* Exercise prompt:
All of the material below is to be returned exactly.

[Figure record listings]
-*-*-

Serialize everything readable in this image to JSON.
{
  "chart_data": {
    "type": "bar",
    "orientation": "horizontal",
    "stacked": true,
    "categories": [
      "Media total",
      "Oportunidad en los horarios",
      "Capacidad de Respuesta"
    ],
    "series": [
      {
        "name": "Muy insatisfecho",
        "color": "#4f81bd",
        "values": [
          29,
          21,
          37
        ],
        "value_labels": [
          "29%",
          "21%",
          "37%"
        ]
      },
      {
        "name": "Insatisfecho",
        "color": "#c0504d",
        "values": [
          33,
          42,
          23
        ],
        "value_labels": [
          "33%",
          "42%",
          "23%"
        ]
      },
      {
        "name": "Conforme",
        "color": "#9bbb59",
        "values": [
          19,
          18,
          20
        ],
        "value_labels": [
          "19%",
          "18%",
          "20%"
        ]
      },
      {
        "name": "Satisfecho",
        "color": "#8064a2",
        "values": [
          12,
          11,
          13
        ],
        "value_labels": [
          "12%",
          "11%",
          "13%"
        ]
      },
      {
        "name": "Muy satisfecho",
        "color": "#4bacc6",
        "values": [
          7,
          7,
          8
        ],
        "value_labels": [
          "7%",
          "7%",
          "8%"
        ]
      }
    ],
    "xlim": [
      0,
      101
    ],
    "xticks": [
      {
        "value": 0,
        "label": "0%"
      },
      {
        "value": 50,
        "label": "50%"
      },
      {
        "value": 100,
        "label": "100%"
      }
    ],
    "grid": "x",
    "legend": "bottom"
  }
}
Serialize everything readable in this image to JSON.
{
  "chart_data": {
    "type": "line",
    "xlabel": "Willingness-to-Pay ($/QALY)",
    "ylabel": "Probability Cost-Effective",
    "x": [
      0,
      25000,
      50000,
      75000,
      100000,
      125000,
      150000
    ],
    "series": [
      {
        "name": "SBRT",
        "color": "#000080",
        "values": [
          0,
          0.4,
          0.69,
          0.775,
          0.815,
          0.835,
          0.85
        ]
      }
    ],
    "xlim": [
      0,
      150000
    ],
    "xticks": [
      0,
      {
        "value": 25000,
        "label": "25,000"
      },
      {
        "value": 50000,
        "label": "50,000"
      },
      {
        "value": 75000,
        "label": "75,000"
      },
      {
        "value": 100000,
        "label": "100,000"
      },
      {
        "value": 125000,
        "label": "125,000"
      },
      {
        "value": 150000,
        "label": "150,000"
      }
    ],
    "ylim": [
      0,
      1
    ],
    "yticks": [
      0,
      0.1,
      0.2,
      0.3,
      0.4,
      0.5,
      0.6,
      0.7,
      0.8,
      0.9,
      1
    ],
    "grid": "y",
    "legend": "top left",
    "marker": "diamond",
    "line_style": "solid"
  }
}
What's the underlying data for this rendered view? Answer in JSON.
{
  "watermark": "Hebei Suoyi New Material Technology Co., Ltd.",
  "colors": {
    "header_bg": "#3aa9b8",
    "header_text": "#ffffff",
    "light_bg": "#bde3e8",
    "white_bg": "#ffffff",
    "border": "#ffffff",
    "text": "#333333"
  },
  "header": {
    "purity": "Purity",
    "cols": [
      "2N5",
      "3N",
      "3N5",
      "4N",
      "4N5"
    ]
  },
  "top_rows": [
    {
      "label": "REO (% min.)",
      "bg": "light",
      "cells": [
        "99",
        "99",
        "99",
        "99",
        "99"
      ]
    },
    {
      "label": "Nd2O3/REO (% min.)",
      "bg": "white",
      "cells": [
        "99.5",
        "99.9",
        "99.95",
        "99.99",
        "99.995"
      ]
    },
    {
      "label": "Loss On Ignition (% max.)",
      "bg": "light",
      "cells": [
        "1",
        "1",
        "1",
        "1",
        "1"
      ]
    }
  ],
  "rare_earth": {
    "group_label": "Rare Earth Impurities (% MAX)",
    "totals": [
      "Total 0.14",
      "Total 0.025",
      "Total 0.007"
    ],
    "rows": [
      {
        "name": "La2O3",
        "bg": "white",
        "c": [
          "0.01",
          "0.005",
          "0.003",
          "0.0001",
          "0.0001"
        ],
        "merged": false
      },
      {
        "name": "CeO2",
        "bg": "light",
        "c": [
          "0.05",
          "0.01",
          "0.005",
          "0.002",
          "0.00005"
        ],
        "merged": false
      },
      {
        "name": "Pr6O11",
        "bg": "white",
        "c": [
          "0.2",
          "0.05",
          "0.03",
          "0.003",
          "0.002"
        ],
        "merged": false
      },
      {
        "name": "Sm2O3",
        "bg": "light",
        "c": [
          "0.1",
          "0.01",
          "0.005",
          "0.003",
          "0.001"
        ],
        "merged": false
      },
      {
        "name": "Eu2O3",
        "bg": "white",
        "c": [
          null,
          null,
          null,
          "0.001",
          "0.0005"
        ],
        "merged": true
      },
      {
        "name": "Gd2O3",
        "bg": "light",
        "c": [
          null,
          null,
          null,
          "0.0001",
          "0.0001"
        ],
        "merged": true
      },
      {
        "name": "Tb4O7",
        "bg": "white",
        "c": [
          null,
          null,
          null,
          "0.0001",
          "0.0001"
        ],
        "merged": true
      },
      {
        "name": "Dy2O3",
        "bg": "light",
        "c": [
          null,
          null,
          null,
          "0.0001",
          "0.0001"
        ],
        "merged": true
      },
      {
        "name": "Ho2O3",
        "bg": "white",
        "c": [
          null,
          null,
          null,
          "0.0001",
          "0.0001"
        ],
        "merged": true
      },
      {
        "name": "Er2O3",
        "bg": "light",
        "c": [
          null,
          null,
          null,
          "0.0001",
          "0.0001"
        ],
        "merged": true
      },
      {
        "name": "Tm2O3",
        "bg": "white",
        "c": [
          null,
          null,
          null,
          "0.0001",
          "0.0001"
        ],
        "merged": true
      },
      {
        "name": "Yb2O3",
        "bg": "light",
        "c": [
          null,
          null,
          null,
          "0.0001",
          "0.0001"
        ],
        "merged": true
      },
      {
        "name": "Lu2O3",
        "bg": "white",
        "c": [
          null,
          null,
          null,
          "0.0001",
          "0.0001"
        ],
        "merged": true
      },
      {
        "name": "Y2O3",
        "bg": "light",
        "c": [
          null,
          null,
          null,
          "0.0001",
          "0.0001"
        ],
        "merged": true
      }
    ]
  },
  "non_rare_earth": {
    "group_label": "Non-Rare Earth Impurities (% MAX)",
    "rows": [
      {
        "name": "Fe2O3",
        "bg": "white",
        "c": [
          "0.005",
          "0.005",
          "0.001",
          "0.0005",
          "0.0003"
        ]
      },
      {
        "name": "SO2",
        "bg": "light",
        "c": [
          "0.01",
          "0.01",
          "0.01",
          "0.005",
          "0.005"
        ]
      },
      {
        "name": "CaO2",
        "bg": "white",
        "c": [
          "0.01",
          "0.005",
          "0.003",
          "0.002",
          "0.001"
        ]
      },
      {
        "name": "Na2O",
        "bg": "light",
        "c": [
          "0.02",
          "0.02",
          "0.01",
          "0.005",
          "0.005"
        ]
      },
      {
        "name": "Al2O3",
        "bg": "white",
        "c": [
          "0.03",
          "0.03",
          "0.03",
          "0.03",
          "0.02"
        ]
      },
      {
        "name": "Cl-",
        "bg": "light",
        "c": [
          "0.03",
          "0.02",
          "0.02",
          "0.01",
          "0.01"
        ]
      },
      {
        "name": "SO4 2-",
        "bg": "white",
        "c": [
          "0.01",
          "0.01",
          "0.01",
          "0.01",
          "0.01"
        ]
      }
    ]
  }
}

-*-*-

* Result of the task:
Serialize everything readable in this image to JSON.
{
  "chart_data": {
    "type": "bar",
    "orientation": "horizontal",
    "stacked": true,
    "categories": [
      "Media total",
      "Oportunidad en los horarios",
      "Capacidad de Respuesta"
    ],
    "series": [
      {
        "name": "Muy insatisfecho",
        "color": "#4f81bd",
        "values": [
          29,
          21,
          37
        ],
        "value_labels": [
          "29%",
          "21%",
          "37%"
        ]
      },
      {
        "name": "Insatisfecho",
        "color": "#c0504d",
        "values": [
          33,
          42,
          23
        ],
        "value_labels": [
          "33%",
          "42%",
          "23%"
        ]
      },
      {
        "name": "Conforme",
        "color": "#9bbb59",
        "values": [
          19,
          18,
          20
        ],
        "value_labels": [
          "19%",
          "18%",
          "20%"
        ]
      },
      {
        "name": "Satisfecho",
        "color": "#8064a2",
        "values": [
          12,
          11,
          13
        ],
        "value_labels": [
          "12%",
          "11%",
          "13%"
        ]
      },
      {
        "name": "Muy satisfecho",
        "color": "#4bacc6",
        "values": [
          7,
          7,
          8
        ],
        "value_labels": [
          "7%",
          "7%",
          "8%"
        ]
      }
    ],
    "xlim": [
      0,
      101
    ],
    "xticks": [
      {
        "value": 0,
        "label": "0%"
      },
      {
        "value": 50,
        "label": "50%"
      },
      {
        "value": 100,
        "label": "100%"
      }
    ],
    "grid": "x",
    "legend": "bottom"
  }
}
Serialize everything readable in this image to JSON.
{
  "chart_data": {
    "type": "line",
    "xlabel": "Willingness-to-Pay ($/QALY)",
    "ylabel": "Probability Cost-Effective",
    "x": [
      0,
      25000,
      50000,
      75000,
      100000,
      125000,
      150000
    ],
    "series": [
      {
        "name": "SBRT",
        "color": "#000080",
        "values": [
          0,
          0.4,
          0.69,
          0.775,
          0.815,
          0.835,
          0.85
        ]
      }
    ],
    "xlim": [
      0,
      150000
    ],
    "xticks": [
      0,
      {
        "value": 25000,
        "label": "25,000"
      },
      {
        "value": 50000,
        "label": "50,000"
      },
      {
        "value": 75000,
        "label": "75,000"
      },
      {
        "value": 100000,
        "label": "100,000"
      },
      {
        "value": 125000,
        "label": "125,000"
      },
      {
        "value": 150000,
        "label": "150,000"
      }
    ],
    "ylim": [
      0,
      1
    ],
    "yticks": [
      0,
      0.1,
      0.2,
      0.3,
      0.4,
      0.5,
      0.6,
      0.7,
      0.8,
      0.9,
      1
    ],
    "grid": "y",
    "legend": "top left",
    "marker": "diamond",
    "line_style": "solid"
  }
}
What's the underlying data for this rendered view? Answer in JSON.
{
  "watermark": "Hebei Suoyi New Material Technology Co., Ltd.",
  "colors": {
    "header_bg": "#3aa9b8",
    "header_text": "#ffffff",
    "light_bg": "#bde3e8",
    "white_bg": "#ffffff",
    "border": "#ffffff",
    "text": "#333333"
  },
  "header": {
    "purity": "Purity",
    "cols": [
      "2N5",
      "3N",
      "3N5",
      "4N",
      "4N5"
    ]
  },
  "top_rows": [
    {
      "label": "REO (% min.)",
      "bg": "light",
      "cells": [
        "99",
        "99",
        "99",
        "99",
        "99"
      ]
    },
    {
      "label": "Nd2O3/REO (% min.)",
      "bg": "white",
      "cells": [
        "99.5",
        "99.9",
        "99.95",
        "99.99",
        "99.995"
      ]
    },
    {
      "label": "Loss On Ignition (% max.)",
      "bg": "light",
      "cells": [
        "1",
        "1",
        "1",
        "1",
        "1"
      ]
    }
  ],
  "rare_earth": {
    "group_label": "Rare Earth Impurities (% MAX)",
    "totals": [
      "Total 0.14",
      "Total 0.025",
      "Total 0.007"
    ],
    "rows": [
      {
        "name": "La2O3",
        "bg": "white",
        "c": [
          "0.01",
          "0.005",
          "0.003",
          "0.0001",
          "0.0001"
        ],
        "merged": false
      },
      {
        "name": "CeO2",
        "bg": "light",
        "c": [
          "0.05",
          "0.01",
          "0.005",
          "0.002",
          "0.00005"
        ],
        "merged": false
      },
      {
        "name": "Pr6O11",
        "bg": "white",
        "c": [
          "0.2",
          "0.05",
          "0.03",
          "0.003",
          "0.002"
        ],
        "merged": false
      },
      {
        "name": "Sm2O3",
        "bg": "light",
        "c": [
          "0.1",
          "0.01",
          "0.005",
          "0.003",
          "0.001"
        ],
        "merged": false
      },
      {
        "name": "Eu2O3",
        "bg": "white",
        "c": [
          null,
          null,
          null,
          "0.001",
          "0.0005"
        ],
        "merged": true
      },
      {
        "name": "Gd2O3",
        "bg": "light",
        "c": [
          null,
          null,
          null,
          "0.0001",
          "0.0001"
        ],
        "merged": true
      },
      {
        "name": "Tb4O7",
        "bg": "white",
        "c": [
          null,
          null,
          null,
          "0.0001",
          "0.0001"
        ],
        "merged": true
      },
      {
        "name": "Dy2O3",
        "bg": "light",
        "c": [
          null,
          null,
          null,
          "0.0001",
          "0.0001"
        ],
        "merged": true
      },
      {
        "name": "Ho2O3",
        "bg": "white",
        "c": [
          null,
          null,
          null,
          "0.0001",
          "0.0001"
        ],
        "merged": true
      },
      {
        "name": "Er2O3",
        "bg": "light",
        "c": [
          null,
          null,
          null,
          "0.0001",
          "0.0001"
        ],
        "merged": true
      },
      {
        "name": "Tm2O3",
        "bg": "white",
        "c": [
          null,
          null,
          null,
          "0.0001",
          "0.0001"
        ],
        "merged": true
      },
      {
        "name": "Yb2O3",
        "bg": "light",
        "c": [
          null,
          null,
          null,
          "0.0001",
          "0.0001"
        ],
        "merged": true
      },
      {
        "name": "Lu2O3",
        "bg": "white",
        "c": [
          null,
          null,
          null,
          "0.0001",
          "0.0001"
        ],
        "merged": true
      },
      {
        "name": "Y2O3",
        "bg": "light",
        "c": [
          null,
          null,
          null,
          "0.0001",
          "0.0001"
        ],
        "merged": true
      }
    ]
  },
  "non_rare_earth": {
    "group_label": "Non-Rare Earth Impurities (% MAX)",
    "rows": [
      {
        "name": "Fe2O3",
        "bg": "white",
        "c": [
          "0.005",
          "0.005",
          "0.001",
          "0.0005",
          "0.0003"
        ]
      },
      {
        "name": "SO2",
        "bg": "light",
        "c": [
          "0.01",
          "0.01",
          "0.01",
          "0.005",
          "0.005"
        ]
      },
      {
        "name": "CaO2",
        "bg": "white",
        "c": [
          "0.01",
          "0.005",
          "0.003",
          "0.002",
          "0.001"
        ]
      },
      {
        "name": "Na2O",
        "bg": "light",
        "c": [
          "0.02",
          "0.02",
          "0.01",
          "0.005",
          "0.005"
        ]
      },
      {
        "name": "Al2O3",
        "bg": "white",
        "c": [
          "0.03",
          "0.03",
          "0.03",
          "0.03",
          "0.02"
        ]
      },
      {
        "name": "Cl-",
        "bg": "light",
        "c": [
          "0.03",
          "0.02",
          "0.02",
          "0.01",
          "0.01"
        ]
      },
      {
        "name": "SO4 2-",
        "bg": "white",
        "c": [
          "0.01",
          "0.01",
          "0.01",
          "0.01",
          "0.01"
        ]
      }
    ]
  }
}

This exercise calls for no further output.